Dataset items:
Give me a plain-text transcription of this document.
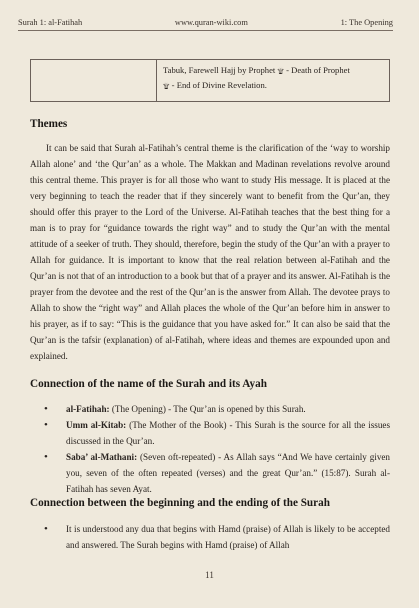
Surah 1: al-Fatihah	www.quran-wiki.com	1: The Opening
Tabuk, Farewell Hajj by Prophet ۩ - Death of Prophet
۩ - End of Divine Revelation.
Themes

It can be said that Surah al-Fatihah’s central theme is the clarification of the ‘way to worship Allah alone’ and ‘the Qur’an’ as a whole. The Makkan and Madinan revelations revolve around this central theme. This prayer is for all those who want to study His message. It is placed at the very beginning to teach the reader that if they sincerely want to benefit from the Qur’an, they should offer this prayer to the Lord of the Universe. Al-Fatihah teaches that the best thing for a man is to pray for “guidance towards the right way” and to study the Qur’an with the mental attitude of a seeker of truth. They should, therefore, begin the study of the Qur’an with a prayer to Allah for guidance. It is important to know that the real relation between al-Fatihah and the Qur’an is not that of an introduction to a book but that of a prayer and its answer. Al-Fatihah is the prayer from the devotee and the rest of the Qur’an is the answer from Allah. The devotee prays to Allah to show the “right way” and Allah places the whole of the Qur’an before him in answer to his prayer, as if to say: “This is the guidance that you have asked for.” It can also be said that the Qur’an is the tafsir (explanation) of al-Fatihah, where ideas and themes are expounded upon and explained.

Connection of the name of the Surah and its Ayah
• al-Fatihah: (The Opening) - The Qur’an is opened by this Surah.
• Umm al-Kitab: (The Mother of the Book) - This Surah is the source for all the issues discussed in the Qur’an.
• Saba’ al-Mathani: (Seven oft-repeated) - As Allah says “And We have certainly given you, seven of the often repeated (verses) and the great Qur’an.” (15:87). Surah al-Fatihah has seven Ayat.
Connection between the beginning and the ending of the Surah
• It is understood any dua that begins with Hamd (praise) of Allah is likely to be accepted and answered. The Surah begins with Hamd (praise) of Allah
11
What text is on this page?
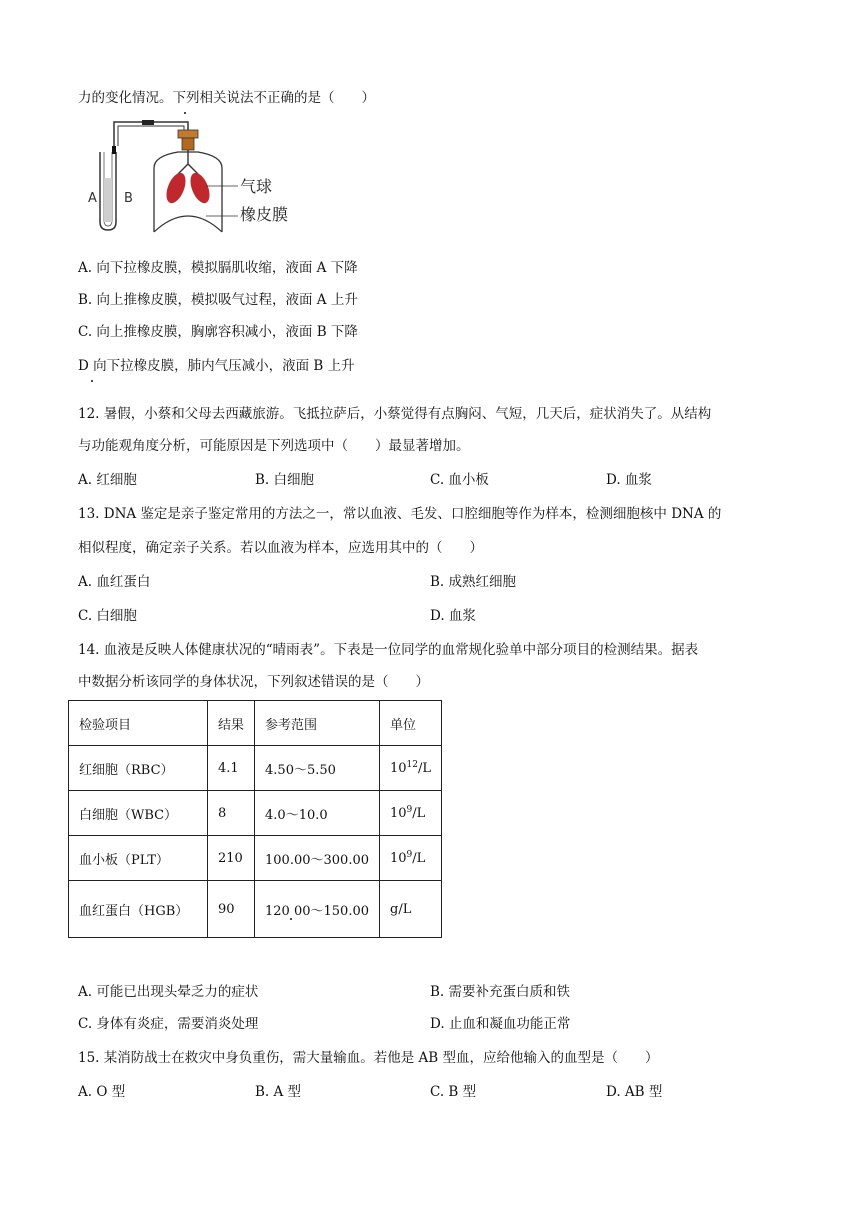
力的变化情况。下列相关说法不正确的是（　　）
A B
气球
橡皮膜
A. 向下拉橡皮膜，模拟膈肌收缩，液面 A 下降
B. 向上推橡皮膜，模拟吸气过程，液面 A 上升
C. 向上推橡皮膜，胸廓容积减小，液面 B 下降
D 向下拉橡皮膜，肺内气压减小，液面 B 上升
12. 暑假，小蔡和父母去西藏旅游。飞抵拉萨后，小蔡觉得有点胸闷、气短，几天后，症状消失了。从结构
与功能观角度分析，可能原因是下列选项中（　　）最显著增加。
A. 红细胞	B. 白细胞	C. 血小板	D. 血浆
13. DNA 鉴定是亲子鉴定常用的方法之一，常以血液、毛发、口腔细胞等作为样本，检测细胞核中 DNA 的
相似程度，确定亲子关系。若以血液为样本，应选用其中的（　　）
A. 血红蛋白	B. 成熟红细胞
C. 白细胞	D. 血浆
14. 血液是反映人体健康状况的“晴雨表”。下表是一位同学的血常规化验单中部分项目的检测结果。据表
中数据分析该同学的身体状况，下列叙述错误的是（　　）
检验项目	结果	参考范围	单位
红细胞（RBC）	4.1	4.50～5.50	$10^{12}/L$
白细胞（WBC）	8	4.0～10.0	$10^9/L$
血小板（PLT）	210	100.00～300.00	$10^9/L$
血红蛋白（HGB）	90	120 00～150.00	g/L
A. 可能已出现头晕乏力的症状	B. 需要补充蛋白质和铁
C. 身体有炎症，需要消炎处理	D. 止血和凝血功能正常
15. 某消防战士在救灾中身负重伤，需大量输血。若他是 AB 型血，应给他输入的血型是（　　）
A. O 型	B. A 型	C. B 型	D. AB 型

■ PROBLEM TO SOLVE ■
How many lines in these records hold the string "text"? Reply with the number alone.

■ CORRECT RESULT ■
2